INSTRUCTION
Render the listing, from its first line through the line containing "step-over-icon[interactable] <box>593 34", as a Markdown table with the columns Row and Listing line. Both ends are inclusive, and blank lines are omitted.

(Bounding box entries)
- - - -

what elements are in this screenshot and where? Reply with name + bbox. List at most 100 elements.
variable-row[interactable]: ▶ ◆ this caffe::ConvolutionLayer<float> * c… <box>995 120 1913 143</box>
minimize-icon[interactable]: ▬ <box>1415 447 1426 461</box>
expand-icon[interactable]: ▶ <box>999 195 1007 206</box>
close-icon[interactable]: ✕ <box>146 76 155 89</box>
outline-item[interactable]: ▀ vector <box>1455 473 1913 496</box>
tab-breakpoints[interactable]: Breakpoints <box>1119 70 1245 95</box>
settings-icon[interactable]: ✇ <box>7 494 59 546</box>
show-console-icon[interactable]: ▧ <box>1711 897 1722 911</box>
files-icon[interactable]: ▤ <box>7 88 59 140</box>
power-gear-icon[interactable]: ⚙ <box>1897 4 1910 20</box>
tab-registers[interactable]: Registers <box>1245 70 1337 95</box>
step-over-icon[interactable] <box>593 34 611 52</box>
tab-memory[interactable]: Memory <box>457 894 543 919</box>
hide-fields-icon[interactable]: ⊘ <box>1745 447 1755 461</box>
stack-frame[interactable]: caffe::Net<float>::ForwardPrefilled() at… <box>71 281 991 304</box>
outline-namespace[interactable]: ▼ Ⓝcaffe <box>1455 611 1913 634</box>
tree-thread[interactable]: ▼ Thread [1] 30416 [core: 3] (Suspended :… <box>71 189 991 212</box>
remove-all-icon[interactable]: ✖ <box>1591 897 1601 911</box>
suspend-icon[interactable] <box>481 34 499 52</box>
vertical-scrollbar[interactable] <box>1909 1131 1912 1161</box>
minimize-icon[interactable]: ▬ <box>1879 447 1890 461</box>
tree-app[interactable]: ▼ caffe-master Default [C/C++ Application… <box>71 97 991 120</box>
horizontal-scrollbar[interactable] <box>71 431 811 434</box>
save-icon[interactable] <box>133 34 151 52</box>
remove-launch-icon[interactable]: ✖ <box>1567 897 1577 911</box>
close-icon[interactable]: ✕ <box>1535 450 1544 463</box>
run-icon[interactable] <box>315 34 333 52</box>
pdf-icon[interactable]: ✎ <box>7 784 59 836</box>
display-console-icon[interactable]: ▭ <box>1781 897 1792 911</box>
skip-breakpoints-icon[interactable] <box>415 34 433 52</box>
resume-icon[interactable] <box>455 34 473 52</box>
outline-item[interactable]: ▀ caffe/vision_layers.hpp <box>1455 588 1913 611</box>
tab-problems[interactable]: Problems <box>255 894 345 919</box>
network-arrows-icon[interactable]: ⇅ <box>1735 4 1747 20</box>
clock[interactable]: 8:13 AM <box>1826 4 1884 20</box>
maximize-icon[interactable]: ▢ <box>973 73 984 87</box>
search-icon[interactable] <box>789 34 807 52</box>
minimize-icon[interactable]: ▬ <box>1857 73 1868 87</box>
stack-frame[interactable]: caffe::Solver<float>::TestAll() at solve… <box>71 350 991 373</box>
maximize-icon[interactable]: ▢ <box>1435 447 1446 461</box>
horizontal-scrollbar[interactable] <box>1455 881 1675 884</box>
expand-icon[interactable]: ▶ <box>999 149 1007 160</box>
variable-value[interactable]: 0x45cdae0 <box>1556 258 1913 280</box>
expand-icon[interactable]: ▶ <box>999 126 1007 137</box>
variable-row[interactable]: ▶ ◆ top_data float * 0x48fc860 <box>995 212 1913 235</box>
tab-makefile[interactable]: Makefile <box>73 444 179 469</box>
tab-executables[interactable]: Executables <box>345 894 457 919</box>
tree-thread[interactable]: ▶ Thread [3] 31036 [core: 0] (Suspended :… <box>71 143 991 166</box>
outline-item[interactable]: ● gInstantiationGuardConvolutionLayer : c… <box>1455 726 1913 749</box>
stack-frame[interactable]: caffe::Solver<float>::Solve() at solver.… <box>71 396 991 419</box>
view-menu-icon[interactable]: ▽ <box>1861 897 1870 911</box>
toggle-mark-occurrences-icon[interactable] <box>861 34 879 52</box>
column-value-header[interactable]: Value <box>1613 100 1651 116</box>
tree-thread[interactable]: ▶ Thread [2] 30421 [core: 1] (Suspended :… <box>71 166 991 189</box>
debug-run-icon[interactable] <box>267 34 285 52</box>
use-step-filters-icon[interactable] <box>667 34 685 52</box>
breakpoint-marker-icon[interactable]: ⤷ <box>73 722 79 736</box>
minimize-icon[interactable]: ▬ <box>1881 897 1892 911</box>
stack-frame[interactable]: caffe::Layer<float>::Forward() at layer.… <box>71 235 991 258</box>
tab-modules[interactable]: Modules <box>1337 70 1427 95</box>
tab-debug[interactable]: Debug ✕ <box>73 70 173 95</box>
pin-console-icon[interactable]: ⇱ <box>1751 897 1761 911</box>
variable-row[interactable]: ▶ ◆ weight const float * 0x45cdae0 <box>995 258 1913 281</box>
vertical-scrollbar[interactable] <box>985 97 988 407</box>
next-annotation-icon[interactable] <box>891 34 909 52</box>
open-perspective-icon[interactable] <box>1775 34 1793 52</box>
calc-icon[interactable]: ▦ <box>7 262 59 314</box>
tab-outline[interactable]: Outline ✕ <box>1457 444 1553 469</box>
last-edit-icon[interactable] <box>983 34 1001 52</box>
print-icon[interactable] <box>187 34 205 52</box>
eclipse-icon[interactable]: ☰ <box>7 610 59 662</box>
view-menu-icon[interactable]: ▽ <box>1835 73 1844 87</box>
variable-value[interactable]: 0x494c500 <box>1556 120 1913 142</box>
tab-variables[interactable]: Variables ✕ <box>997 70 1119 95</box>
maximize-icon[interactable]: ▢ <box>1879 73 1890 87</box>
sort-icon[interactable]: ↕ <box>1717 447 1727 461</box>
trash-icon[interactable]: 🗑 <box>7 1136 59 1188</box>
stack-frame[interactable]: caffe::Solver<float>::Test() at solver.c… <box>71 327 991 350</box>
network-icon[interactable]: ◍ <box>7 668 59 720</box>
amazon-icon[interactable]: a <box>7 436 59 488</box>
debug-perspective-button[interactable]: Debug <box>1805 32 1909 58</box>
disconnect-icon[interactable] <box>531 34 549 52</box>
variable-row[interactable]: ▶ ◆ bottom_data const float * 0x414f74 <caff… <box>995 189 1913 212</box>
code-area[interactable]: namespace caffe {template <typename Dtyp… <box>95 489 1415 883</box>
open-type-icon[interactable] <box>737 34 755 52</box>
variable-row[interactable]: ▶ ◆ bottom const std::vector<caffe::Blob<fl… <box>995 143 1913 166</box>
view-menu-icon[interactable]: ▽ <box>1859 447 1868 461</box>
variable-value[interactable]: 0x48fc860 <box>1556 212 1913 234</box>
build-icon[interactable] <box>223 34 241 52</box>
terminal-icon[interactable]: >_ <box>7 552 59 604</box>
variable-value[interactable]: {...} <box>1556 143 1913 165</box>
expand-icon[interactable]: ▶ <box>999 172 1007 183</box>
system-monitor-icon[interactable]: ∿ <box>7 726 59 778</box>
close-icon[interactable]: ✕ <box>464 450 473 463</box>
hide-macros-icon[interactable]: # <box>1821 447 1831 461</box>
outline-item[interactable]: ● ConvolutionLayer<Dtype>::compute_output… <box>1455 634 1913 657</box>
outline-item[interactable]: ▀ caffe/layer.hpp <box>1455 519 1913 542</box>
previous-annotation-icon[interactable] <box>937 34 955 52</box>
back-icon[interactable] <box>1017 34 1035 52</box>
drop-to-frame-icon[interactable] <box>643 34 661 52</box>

- - - -

REPLY
| Row | Listing line |
|---|---|
| 1 | what elements are in this screenshot and where? Reply with name + bbox. List at most 100 elements. |
| 2 | variable-row[interactable]: ▶ ◆ this caffe::ConvolutionLayer<float> * c… <box>995 120 1913 143</box> |
| 3 | minimize-icon[interactable]: ▬ <box>1415 447 1426 461</box> |
| 4 | expand-icon[interactable]: ▶ <box>999 195 1007 206</box> |
| 5 | close-icon[interactable]: ✕ <box>146 76 155 89</box> |
| 6 | outline-item[interactable]: ▀ vector <box>1455 473 1913 496</box> |
| 7 | tab-breakpoints[interactable]: Breakpoints <box>1119 70 1245 95</box> |
| 8 | settings-icon[interactable]: ✇ <box>7 494 59 546</box> |
| 9 | show-console-icon[interactable]: ▧ <box>1711 897 1722 911</box> |
| 10 | files-icon[interactable]: ▤ <box>7 88 59 140</box> |
| 11 | power-gear-icon[interactable]: ⚙ <box>1897 4 1910 20</box> |
| 12 | tab-registers[interactable]: Registers <box>1245 70 1337 95</box> |
| 13 | step-over-icon[interactable] <box>593 34 611 52</box> |